Begin Dataset extract

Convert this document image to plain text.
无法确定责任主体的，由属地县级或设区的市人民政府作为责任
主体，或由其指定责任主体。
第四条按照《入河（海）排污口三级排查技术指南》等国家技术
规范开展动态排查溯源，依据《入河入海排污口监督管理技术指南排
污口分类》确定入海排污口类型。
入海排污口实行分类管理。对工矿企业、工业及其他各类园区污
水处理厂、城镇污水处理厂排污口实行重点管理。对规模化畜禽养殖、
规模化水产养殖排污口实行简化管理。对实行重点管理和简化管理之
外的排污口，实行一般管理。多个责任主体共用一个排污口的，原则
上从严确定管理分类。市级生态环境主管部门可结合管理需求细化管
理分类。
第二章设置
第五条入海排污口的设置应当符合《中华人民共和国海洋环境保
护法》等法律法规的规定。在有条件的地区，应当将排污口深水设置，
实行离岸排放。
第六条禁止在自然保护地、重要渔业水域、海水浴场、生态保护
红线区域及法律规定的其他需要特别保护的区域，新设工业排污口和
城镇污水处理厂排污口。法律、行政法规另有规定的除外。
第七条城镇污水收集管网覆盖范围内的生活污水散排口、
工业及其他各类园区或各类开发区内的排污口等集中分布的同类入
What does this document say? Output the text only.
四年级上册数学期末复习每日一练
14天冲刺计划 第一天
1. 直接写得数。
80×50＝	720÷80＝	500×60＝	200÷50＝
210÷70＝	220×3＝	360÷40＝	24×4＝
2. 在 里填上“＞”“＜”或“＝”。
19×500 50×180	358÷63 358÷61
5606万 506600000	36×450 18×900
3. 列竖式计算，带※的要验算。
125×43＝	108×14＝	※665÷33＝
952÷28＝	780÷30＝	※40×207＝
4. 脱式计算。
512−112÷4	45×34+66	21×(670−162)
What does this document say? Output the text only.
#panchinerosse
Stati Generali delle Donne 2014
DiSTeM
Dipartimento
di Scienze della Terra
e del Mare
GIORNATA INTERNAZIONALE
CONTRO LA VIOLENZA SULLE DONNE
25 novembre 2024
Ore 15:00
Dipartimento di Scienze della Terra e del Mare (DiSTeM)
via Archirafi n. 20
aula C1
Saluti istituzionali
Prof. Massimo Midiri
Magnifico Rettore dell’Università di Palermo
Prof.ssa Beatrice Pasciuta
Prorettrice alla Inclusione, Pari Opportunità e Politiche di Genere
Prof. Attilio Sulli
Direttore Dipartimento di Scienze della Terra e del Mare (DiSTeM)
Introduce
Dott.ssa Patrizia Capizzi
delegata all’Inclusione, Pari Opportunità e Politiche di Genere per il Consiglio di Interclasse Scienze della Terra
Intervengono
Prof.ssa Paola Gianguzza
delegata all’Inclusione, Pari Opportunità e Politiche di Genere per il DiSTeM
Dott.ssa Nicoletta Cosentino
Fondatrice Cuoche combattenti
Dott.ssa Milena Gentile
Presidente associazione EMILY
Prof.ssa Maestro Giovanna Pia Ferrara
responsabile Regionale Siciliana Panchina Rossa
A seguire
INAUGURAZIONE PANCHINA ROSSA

End Dataset extract

Copy each line from the data above that includes "Pari".

Prorettrice alla Inclusione, Pari Opportunità e Politiche di Genere
delegata all’Inclusione, Pari Opportunità e Politiche di Genere per il Consiglio di Interclasse Scienze della Terra
delegata all’Inclusione, Pari Opportunità e Politiche di Genere per il DiSTeM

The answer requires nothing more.